■ **Written exercise**:
Scan the lines below for the word "Holloway". Copy each line you find it in.

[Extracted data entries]
════════

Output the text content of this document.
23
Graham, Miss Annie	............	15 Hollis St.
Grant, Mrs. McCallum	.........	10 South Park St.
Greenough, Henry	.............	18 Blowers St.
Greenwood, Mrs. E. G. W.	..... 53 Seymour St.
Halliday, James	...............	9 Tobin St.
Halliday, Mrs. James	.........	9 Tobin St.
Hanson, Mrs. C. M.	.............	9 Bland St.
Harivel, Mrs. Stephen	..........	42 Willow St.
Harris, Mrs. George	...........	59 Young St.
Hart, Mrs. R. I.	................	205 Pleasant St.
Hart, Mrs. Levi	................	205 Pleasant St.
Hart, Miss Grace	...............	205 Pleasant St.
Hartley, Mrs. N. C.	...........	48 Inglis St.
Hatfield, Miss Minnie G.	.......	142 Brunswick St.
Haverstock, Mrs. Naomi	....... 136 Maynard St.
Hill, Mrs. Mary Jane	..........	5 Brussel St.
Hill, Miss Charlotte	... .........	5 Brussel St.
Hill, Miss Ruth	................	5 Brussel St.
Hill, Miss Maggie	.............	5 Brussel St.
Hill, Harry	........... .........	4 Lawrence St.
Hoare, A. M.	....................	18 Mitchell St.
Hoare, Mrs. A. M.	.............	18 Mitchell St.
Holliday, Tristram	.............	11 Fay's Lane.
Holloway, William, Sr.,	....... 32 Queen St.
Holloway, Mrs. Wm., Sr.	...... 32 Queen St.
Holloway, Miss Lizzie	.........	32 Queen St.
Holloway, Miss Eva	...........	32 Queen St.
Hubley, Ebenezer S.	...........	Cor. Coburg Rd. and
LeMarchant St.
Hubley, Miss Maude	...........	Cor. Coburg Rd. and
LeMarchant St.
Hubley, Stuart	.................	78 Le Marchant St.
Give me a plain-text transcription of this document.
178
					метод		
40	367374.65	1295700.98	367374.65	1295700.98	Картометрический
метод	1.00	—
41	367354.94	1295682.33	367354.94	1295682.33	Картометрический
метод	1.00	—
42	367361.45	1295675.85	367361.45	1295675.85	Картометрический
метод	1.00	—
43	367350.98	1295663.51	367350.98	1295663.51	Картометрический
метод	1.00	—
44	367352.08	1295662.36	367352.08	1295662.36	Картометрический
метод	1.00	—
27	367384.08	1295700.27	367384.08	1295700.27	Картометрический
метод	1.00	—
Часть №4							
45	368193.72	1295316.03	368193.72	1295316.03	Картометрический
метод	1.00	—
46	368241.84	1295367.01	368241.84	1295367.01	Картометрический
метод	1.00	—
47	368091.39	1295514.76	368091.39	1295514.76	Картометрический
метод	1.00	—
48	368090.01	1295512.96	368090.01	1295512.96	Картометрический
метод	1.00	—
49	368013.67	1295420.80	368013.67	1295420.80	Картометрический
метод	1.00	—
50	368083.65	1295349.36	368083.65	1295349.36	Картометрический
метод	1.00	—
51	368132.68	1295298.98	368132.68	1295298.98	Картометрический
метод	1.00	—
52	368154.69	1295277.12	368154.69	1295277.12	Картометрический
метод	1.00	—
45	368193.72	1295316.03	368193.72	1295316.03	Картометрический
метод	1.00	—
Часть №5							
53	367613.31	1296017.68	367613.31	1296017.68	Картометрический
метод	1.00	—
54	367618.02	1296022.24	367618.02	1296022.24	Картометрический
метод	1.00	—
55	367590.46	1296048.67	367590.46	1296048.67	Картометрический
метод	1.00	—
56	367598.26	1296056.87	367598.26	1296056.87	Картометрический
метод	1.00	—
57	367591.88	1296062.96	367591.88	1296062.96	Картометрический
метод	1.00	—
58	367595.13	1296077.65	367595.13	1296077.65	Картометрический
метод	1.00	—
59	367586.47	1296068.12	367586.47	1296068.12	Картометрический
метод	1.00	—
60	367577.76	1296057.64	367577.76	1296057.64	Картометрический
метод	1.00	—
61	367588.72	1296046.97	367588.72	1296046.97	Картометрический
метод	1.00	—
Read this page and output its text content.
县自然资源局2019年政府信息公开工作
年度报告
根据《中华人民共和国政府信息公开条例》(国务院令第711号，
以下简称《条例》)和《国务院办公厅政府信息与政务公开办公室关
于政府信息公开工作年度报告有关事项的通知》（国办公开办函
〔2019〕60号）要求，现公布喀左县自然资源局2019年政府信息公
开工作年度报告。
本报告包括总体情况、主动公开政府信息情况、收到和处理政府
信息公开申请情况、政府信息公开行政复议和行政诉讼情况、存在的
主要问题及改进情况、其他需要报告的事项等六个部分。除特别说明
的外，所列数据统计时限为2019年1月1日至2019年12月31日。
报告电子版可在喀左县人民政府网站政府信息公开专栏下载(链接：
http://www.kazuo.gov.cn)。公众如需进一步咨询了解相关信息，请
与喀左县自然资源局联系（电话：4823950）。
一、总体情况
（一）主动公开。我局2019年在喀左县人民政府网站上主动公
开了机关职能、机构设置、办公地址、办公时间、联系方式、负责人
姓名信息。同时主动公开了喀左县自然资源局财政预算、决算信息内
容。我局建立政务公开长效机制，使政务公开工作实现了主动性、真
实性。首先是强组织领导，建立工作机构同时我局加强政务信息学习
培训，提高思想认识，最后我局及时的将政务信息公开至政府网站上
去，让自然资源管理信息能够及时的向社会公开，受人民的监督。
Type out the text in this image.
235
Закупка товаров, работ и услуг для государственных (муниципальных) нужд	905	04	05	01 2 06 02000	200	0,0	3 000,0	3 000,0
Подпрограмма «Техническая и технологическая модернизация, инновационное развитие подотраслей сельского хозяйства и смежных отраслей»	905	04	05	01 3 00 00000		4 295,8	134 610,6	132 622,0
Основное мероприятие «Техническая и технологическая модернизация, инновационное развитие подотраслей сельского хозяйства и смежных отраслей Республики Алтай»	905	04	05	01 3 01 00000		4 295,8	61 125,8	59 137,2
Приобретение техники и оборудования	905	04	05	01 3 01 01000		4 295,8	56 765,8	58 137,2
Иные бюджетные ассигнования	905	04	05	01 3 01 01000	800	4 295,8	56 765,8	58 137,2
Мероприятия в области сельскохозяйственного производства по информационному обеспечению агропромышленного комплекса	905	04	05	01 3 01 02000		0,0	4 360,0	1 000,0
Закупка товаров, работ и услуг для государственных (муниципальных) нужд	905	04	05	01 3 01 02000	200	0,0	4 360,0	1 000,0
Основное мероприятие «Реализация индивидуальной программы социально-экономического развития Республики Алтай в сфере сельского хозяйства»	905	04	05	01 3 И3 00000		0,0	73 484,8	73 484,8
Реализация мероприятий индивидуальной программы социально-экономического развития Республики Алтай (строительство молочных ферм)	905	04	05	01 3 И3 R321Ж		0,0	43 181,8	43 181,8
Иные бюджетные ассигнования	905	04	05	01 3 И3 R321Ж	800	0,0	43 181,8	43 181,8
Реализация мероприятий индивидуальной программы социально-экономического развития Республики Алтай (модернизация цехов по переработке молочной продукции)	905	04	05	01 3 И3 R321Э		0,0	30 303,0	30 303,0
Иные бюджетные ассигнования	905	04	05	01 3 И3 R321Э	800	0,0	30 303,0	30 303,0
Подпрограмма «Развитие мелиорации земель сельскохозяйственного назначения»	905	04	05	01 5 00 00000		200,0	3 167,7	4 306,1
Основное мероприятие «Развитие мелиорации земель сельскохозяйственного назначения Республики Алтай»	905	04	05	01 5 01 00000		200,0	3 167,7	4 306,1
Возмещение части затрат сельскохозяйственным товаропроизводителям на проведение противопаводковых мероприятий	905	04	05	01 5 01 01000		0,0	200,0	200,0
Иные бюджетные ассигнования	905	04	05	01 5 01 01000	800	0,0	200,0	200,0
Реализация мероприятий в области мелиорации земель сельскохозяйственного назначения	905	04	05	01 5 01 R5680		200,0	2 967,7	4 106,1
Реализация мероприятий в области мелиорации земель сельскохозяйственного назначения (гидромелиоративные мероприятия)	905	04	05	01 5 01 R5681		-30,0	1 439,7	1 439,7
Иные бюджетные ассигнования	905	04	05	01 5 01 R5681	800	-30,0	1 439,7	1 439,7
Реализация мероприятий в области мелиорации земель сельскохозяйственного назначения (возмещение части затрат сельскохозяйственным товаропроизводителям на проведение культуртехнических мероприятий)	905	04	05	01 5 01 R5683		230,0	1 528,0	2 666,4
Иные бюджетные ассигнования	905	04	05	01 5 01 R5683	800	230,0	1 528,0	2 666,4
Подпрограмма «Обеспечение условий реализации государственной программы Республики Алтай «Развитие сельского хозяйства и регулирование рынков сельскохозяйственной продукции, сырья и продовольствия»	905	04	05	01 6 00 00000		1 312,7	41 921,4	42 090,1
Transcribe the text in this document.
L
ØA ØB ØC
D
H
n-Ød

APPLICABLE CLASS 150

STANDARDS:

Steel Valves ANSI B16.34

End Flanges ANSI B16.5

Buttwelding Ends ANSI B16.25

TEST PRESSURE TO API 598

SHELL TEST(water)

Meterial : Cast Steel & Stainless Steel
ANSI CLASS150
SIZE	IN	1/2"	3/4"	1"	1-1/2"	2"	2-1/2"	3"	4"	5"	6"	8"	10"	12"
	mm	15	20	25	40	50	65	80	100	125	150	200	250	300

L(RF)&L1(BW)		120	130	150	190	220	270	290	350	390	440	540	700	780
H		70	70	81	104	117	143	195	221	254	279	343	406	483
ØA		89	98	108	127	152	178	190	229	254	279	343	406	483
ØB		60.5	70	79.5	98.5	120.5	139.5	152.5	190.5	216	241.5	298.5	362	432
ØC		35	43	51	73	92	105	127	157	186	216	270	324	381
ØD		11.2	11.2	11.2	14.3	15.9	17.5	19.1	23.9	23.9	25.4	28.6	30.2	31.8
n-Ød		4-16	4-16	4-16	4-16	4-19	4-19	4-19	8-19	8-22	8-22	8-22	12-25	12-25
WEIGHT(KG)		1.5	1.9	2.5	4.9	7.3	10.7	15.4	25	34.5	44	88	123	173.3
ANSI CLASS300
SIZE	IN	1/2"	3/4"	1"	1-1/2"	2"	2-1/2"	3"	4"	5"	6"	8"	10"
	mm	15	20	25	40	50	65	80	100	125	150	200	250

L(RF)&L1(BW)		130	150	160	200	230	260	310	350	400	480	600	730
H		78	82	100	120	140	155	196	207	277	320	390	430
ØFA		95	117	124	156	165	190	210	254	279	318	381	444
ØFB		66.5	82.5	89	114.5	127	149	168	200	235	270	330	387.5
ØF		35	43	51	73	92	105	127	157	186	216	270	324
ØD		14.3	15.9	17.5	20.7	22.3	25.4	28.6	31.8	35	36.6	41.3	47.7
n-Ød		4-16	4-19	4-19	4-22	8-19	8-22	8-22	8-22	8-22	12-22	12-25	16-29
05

════════

■ **Solved problem**:
Holloway, William, Sr.,	....... 32 Queen St.
Holloway, Mrs. Wm., Sr.	...... 32 Queen St.
Holloway, Miss Lizzie	.........	32 Queen St.
Holloway, Miss Eva	...........	32 Queen St.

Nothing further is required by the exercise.